-------- Records for this task

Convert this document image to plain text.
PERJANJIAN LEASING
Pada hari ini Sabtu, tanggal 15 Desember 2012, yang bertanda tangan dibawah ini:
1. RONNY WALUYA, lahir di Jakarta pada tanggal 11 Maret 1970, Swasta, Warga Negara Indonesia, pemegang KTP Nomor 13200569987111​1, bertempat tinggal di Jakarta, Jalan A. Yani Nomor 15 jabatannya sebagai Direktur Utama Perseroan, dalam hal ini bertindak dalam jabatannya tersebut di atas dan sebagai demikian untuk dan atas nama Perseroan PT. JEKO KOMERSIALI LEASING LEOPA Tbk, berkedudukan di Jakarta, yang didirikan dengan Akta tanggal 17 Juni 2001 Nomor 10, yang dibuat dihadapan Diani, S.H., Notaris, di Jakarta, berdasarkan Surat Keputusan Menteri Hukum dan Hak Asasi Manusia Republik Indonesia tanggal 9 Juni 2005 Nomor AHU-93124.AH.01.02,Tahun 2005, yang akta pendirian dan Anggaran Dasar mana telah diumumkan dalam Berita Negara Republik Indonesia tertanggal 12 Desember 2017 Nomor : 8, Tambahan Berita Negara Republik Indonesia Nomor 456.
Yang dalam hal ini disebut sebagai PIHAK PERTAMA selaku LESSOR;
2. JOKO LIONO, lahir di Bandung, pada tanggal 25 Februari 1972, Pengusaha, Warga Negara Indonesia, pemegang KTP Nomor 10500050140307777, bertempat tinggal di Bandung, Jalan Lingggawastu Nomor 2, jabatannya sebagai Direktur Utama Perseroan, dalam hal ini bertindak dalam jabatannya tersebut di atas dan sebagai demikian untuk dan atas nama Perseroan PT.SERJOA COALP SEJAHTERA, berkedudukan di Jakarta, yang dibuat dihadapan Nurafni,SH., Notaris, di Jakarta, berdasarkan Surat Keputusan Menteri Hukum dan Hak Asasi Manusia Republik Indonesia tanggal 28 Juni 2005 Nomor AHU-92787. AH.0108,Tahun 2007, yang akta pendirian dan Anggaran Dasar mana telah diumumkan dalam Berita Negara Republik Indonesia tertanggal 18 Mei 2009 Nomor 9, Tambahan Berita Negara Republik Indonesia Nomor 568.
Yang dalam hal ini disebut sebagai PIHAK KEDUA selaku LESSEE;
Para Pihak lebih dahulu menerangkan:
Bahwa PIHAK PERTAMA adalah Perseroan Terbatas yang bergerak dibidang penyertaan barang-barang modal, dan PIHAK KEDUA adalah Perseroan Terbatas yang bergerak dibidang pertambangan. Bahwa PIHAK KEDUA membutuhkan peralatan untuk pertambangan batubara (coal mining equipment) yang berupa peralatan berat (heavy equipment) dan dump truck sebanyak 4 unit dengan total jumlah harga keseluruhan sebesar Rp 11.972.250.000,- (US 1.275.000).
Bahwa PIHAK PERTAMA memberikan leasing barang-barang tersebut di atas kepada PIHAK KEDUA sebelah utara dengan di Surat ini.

----------------

*Stated goal*. Output all of the data above without any alteration.

*In response*.
Convert this document image to plain text.
PERJANJIAN LEASING
Pada hari ini Sabtu, tanggal 15 Desember 2012, yang bertanda tangan dibawah ini:
1. RONNY WALUYA, lahir di Jakarta pada tanggal 11 Maret 1970, Swasta, Warga Negara Indonesia, pemegang KTP Nomor 13200569987111​1, bertempat tinggal di Jakarta, Jalan A. Yani Nomor 15 jabatannya sebagai Direktur Utama Perseroan, dalam hal ini bertindak dalam jabatannya tersebut di atas dan sebagai demikian untuk dan atas nama Perseroan PT. JEKO KOMERSIALI LEASING LEOPA Tbk, berkedudukan di Jakarta, yang didirikan dengan Akta tanggal 17 Juni 2001 Nomor 10, yang dibuat dihadapan Diani, S.H., Notaris, di Jakarta, berdasarkan Surat Keputusan Menteri Hukum dan Hak Asasi Manusia Republik Indonesia tanggal 9 Juni 2005 Nomor AHU-93124.AH.01.02,Tahun 2005, yang akta pendirian dan Anggaran Dasar mana telah diumumkan dalam Berita Negara Republik Indonesia tertanggal 12 Desember 2017 Nomor : 8, Tambahan Berita Negara Republik Indonesia Nomor 456.
Yang dalam hal ini disebut sebagai PIHAK PERTAMA selaku LESSOR;
2. JOKO LIONO, lahir di Bandung, pada tanggal 25 Februari 1972, Pengusaha, Warga Negara Indonesia, pemegang KTP Nomor 10500050140307777, bertempat tinggal di Bandung, Jalan Lingggawastu Nomor 2, jabatannya sebagai Direktur Utama Perseroan, dalam hal ini bertindak dalam jabatannya tersebut di atas dan sebagai demikian untuk dan atas nama Perseroan PT.SERJOA COALP SEJAHTERA, berkedudukan di Jakarta, yang dibuat dihadapan Nurafni,SH., Notaris, di Jakarta, berdasarkan Surat Keputusan Menteri Hukum dan Hak Asasi Manusia Republik Indonesia tanggal 28 Juni 2005 Nomor AHU-92787. AH.0108,Tahun 2007, yang akta pendirian dan Anggaran Dasar mana telah diumumkan dalam Berita Negara Republik Indonesia tertanggal 18 Mei 2009 Nomor 9, Tambahan Berita Negara Republik Indonesia Nomor 568.
Yang dalam hal ini disebut sebagai PIHAK KEDUA selaku LESSEE;
Para Pihak lebih dahulu menerangkan:
Bahwa PIHAK PERTAMA adalah Perseroan Terbatas yang bergerak dibidang penyertaan barang-barang modal, dan PIHAK KEDUA adalah Perseroan Terbatas yang bergerak dibidang pertambangan. Bahwa PIHAK KEDUA membutuhkan peralatan untuk pertambangan batubara (coal mining equipment) yang berupa peralatan berat (heavy equipment) dan dump truck sebanyak 4 unit dengan total jumlah harga keseluruhan sebesar Rp 11.972.250.000,- (US 1.275.000).
Bahwa PIHAK PERTAMA memberikan leasing barang-barang tersebut di atas kepada PIHAK KEDUA sebelah utara dengan di Surat ini.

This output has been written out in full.